- **WHAT TO WORK ON**:
Copy out every line in which the string "structured" occurs.

Entries with figure data
····················
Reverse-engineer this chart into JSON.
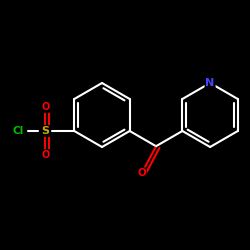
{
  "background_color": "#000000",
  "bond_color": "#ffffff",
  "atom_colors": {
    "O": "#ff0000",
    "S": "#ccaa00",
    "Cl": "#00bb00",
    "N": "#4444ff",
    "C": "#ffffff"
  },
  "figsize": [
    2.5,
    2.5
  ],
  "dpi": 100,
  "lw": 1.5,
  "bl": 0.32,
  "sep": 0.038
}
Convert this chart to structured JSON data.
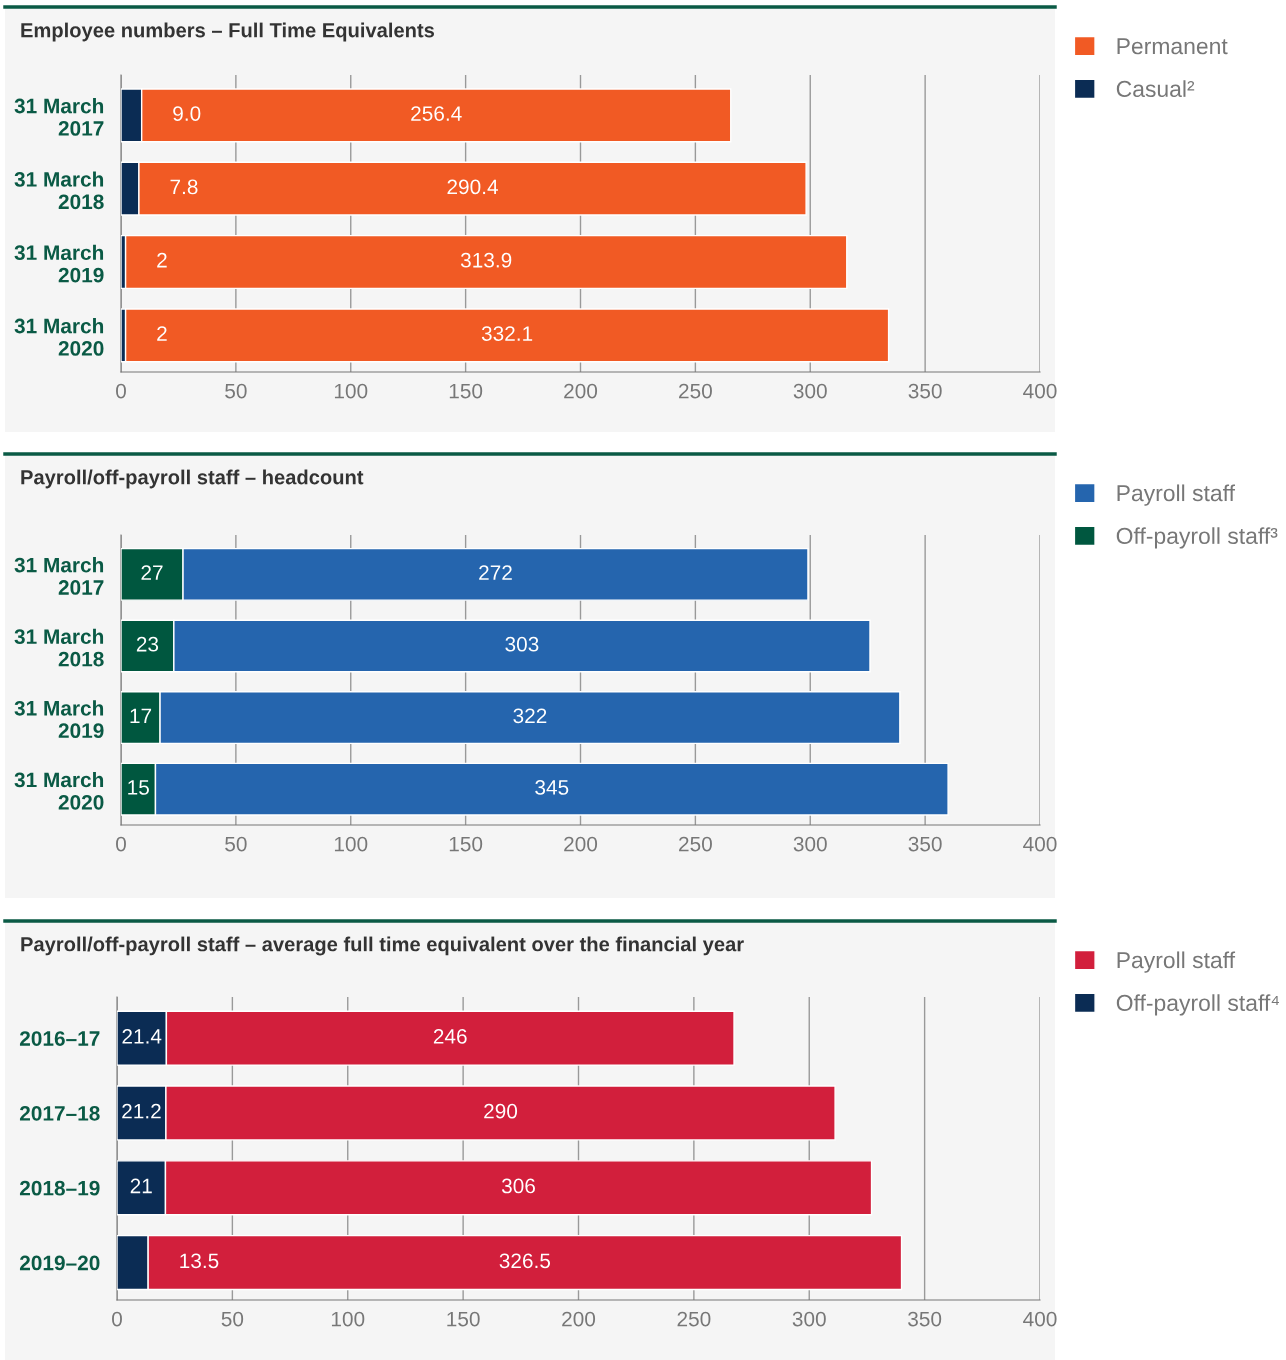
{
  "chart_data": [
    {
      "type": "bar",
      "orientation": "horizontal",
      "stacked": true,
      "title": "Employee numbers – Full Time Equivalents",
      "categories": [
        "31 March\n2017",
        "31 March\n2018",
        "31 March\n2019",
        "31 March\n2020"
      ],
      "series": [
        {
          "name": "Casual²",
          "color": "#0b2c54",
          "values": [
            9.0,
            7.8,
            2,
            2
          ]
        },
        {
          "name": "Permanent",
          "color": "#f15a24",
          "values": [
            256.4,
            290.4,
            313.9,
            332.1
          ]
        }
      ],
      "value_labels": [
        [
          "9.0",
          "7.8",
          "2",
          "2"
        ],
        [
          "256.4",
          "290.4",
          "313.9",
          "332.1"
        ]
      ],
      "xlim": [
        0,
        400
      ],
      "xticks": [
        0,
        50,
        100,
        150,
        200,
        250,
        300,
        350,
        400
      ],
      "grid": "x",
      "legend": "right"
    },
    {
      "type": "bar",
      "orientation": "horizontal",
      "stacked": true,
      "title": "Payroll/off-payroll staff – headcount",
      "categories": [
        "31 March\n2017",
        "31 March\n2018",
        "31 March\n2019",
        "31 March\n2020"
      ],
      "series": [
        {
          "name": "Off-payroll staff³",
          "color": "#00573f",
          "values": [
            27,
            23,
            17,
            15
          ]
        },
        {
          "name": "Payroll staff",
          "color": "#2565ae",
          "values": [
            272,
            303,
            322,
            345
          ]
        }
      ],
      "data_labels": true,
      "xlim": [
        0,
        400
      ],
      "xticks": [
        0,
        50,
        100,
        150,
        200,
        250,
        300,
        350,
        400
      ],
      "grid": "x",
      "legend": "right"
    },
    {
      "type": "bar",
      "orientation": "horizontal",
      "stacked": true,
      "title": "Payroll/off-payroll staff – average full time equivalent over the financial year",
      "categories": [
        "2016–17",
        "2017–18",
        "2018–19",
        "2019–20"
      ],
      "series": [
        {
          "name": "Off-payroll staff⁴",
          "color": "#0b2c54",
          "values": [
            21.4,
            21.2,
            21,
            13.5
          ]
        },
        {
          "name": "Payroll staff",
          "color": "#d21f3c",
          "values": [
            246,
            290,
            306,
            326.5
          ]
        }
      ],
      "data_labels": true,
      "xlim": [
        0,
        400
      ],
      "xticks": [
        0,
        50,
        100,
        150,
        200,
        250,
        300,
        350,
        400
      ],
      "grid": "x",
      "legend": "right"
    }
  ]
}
····················
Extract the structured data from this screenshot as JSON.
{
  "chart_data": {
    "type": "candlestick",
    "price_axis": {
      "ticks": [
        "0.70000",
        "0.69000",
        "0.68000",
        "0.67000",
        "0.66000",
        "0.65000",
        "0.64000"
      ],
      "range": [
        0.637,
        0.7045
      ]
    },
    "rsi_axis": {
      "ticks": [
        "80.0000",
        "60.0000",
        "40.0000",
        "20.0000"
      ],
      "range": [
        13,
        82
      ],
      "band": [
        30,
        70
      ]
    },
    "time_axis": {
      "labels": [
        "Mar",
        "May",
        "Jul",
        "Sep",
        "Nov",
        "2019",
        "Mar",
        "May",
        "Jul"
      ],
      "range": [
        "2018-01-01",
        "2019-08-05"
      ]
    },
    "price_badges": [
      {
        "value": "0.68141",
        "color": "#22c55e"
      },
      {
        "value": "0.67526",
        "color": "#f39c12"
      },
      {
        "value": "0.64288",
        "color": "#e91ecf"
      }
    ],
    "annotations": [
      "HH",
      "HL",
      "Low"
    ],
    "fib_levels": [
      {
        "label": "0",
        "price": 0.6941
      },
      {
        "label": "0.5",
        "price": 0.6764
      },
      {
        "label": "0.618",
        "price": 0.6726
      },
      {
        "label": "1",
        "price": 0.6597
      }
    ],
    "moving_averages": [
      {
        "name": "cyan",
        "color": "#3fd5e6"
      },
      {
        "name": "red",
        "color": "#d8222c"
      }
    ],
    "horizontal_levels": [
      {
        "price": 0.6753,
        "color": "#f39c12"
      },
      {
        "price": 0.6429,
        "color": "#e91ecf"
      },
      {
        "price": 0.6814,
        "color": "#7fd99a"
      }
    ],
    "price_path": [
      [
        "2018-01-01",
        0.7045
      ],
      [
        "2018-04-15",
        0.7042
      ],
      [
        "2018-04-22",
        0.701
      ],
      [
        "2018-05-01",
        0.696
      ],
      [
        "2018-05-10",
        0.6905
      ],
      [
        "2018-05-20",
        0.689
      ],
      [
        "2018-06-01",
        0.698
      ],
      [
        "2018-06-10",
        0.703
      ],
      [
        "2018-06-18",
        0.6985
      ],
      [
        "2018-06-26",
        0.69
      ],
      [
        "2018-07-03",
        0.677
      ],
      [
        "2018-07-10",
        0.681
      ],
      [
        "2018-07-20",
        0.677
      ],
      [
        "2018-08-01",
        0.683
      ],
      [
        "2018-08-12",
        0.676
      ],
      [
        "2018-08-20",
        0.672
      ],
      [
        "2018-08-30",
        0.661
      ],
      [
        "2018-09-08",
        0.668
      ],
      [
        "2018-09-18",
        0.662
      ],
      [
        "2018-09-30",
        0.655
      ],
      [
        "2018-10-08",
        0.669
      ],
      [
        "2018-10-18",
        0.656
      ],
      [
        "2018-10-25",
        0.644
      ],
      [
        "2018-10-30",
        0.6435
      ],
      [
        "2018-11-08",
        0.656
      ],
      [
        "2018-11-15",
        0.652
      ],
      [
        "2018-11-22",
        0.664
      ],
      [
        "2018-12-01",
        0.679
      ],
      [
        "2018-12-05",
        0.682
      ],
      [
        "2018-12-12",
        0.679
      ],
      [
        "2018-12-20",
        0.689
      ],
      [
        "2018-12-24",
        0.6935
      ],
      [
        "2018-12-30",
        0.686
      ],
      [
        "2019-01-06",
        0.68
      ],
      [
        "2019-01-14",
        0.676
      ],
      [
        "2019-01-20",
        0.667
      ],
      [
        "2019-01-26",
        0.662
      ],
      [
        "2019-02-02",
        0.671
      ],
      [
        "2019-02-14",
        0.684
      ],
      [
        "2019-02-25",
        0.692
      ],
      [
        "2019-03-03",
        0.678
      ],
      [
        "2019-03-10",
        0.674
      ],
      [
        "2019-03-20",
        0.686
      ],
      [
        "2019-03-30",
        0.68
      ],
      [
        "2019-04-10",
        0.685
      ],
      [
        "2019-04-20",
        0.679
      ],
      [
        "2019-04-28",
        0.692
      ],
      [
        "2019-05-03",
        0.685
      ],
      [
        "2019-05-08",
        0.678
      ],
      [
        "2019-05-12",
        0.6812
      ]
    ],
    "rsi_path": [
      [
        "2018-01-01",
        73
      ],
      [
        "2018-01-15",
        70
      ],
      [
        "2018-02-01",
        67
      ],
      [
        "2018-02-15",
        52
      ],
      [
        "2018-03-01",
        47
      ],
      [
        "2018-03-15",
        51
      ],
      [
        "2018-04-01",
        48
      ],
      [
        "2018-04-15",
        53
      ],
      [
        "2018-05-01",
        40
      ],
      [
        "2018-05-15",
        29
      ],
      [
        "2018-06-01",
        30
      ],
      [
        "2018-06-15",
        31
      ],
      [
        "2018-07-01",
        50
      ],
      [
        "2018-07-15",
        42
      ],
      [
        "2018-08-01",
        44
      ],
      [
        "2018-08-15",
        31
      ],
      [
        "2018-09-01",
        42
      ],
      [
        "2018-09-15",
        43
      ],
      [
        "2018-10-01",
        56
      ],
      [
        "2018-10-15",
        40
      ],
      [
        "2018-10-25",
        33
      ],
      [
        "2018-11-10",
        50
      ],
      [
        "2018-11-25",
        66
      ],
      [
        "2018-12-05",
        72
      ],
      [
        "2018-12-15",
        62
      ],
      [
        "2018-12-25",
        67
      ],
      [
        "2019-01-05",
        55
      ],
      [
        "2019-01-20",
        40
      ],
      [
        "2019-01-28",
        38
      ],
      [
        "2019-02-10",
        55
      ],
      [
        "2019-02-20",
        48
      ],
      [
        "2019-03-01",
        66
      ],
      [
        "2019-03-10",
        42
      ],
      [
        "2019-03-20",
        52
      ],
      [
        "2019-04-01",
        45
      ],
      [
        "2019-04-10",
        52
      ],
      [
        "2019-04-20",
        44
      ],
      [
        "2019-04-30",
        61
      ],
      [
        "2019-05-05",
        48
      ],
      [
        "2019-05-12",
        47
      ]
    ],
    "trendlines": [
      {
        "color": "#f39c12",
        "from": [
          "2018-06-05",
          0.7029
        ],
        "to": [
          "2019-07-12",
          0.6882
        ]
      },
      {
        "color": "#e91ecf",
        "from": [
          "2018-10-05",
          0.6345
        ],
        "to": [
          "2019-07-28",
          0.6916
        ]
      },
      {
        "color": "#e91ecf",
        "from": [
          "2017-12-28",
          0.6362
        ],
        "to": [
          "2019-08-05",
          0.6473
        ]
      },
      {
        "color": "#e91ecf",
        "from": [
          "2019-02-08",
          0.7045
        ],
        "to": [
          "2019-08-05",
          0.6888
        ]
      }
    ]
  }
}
····················
- **SOLUTION FOR THIS EXERCISE**:
Convert this chart to structured JSON data.
Extract the structured data from this screenshot as JSON.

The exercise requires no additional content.